→ **TASK PROMPT**
Repeat the listing in full. Nothing may be added or left out.

------------------------------------------------------------

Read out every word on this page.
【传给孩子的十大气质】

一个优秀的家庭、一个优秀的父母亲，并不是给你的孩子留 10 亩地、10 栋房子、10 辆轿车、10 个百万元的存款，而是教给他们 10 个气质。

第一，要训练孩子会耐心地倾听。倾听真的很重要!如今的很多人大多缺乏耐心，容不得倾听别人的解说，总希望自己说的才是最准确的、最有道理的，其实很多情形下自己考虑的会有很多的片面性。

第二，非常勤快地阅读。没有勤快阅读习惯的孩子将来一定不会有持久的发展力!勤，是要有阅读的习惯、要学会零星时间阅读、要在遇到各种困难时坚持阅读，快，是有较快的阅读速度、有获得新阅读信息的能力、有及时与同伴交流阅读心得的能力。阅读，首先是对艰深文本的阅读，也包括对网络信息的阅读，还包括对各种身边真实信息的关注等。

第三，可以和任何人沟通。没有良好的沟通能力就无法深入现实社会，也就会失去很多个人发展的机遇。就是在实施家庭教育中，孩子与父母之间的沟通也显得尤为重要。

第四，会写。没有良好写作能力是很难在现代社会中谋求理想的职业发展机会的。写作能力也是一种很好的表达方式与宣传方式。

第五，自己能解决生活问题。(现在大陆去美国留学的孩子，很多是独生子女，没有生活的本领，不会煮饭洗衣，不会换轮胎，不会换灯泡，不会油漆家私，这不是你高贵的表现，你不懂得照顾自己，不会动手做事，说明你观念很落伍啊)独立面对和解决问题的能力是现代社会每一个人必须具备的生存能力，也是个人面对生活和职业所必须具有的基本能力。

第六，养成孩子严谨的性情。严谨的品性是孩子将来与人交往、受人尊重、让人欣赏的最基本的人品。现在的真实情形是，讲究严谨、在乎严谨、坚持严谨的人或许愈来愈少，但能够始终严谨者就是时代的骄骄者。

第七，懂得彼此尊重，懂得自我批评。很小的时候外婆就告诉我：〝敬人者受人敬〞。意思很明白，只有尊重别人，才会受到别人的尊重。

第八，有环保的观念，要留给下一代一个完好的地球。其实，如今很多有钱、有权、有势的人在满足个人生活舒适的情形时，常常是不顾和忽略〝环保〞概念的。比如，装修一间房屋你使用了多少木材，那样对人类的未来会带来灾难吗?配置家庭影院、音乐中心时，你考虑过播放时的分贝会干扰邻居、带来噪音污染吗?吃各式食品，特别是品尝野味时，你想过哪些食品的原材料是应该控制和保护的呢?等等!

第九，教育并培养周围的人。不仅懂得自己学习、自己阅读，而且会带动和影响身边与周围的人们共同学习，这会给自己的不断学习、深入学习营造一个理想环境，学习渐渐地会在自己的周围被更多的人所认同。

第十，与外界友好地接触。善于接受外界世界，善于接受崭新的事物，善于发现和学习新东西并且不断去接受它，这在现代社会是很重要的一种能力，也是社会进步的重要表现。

------------------------------------------------------------

→ **REPLY**
Read out every word on this page.
【传给孩子的十大气质】

一个优秀的家庭、一个优秀的父母亲，并不是给你的孩子留 10 亩地、10 栋房子、10 辆轿车、10 个百万元的存款，而是教给他们 10 个气质。

第一，要训练孩子会耐心地倾听。倾听真的很重要!如今的很多人大多缺乏耐心，容不得倾听别人的解说，总希望自己说的才是最准确的、最有道理的，其实很多情形下自己考虑的会有很多的片面性。

第二，非常勤快地阅读。没有勤快阅读习惯的孩子将来一定不会有持久的发展力!勤，是要有阅读的习惯、要学会零星时间阅读、要在遇到各种困难时坚持阅读，快，是有较快的阅读速度、有获得新阅读信息的能力、有及时与同伴交流阅读心得的能力。阅读，首先是对艰深文本的阅读，也包括对网络信息的阅读，还包括对各种身边真实信息的关注等。

第三，可以和任何人沟通。没有良好的沟通能力就无法深入现实社会，也就会失去很多个人发展的机遇。就是在实施家庭教育中，孩子与父母之间的沟通也显得尤为重要。

第四，会写。没有良好写作能力是很难在现代社会中谋求理想的职业发展机会的。写作能力也是一种很好的表达方式与宣传方式。

第五，自己能解决生活问题。(现在大陆去美国留学的孩子，很多是独生子女，没有生活的本领，不会煮饭洗衣，不会换轮胎，不会换灯泡，不会油漆家私，这不是你高贵的表现，你不懂得照顾自己，不会动手做事，说明你观念很落伍啊)独立面对和解决问题的能力是现代社会每一个人必须具备的生存能力，也是个人面对生活和职业所必须具有的基本能力。

第六，养成孩子严谨的性情。严谨的品性是孩子将来与人交往、受人尊重、让人欣赏的最基本的人品。现在的真实情形是，讲究严谨、在乎严谨、坚持严谨的人或许愈来愈少，但能够始终严谨者就是时代的骄骄者。

第七，懂得彼此尊重，懂得自我批评。很小的时候外婆就告诉我：〝敬人者受人敬〞。意思很明白，只有尊重别人，才会受到别人的尊重。

第八，有环保的观念，要留给下一代一个完好的地球。其实，如今很多有钱、有权、有势的人在满足个人生活舒适的情形时，常常是不顾和忽略〝环保〞概念的。比如，装修一间房屋你使用了多少木材，那样对人类的未来会带来灾难吗?配置家庭影院、音乐中心时，你考虑过播放时的分贝会干扰邻居、带来噪音污染吗?吃各式食品，特别是品尝野味时，你想过哪些食品的原材料是应该控制和保护的呢?等等!

第九，教育并培养周围的人。不仅懂得自己学习、自己阅读，而且会带动和影响身边与周围的人们共同学习，这会给自己的不断学习、深入学习营造一个理想环境，学习渐渐地会在自己的周围被更多的人所认同。

第十，与外界友好地接触。善于接受外界世界，善于接受崭新的事物，善于发现和学习新东西并且不断去接受它，这在现代社会是很重要的一种能力，也是社会进步的重要表现。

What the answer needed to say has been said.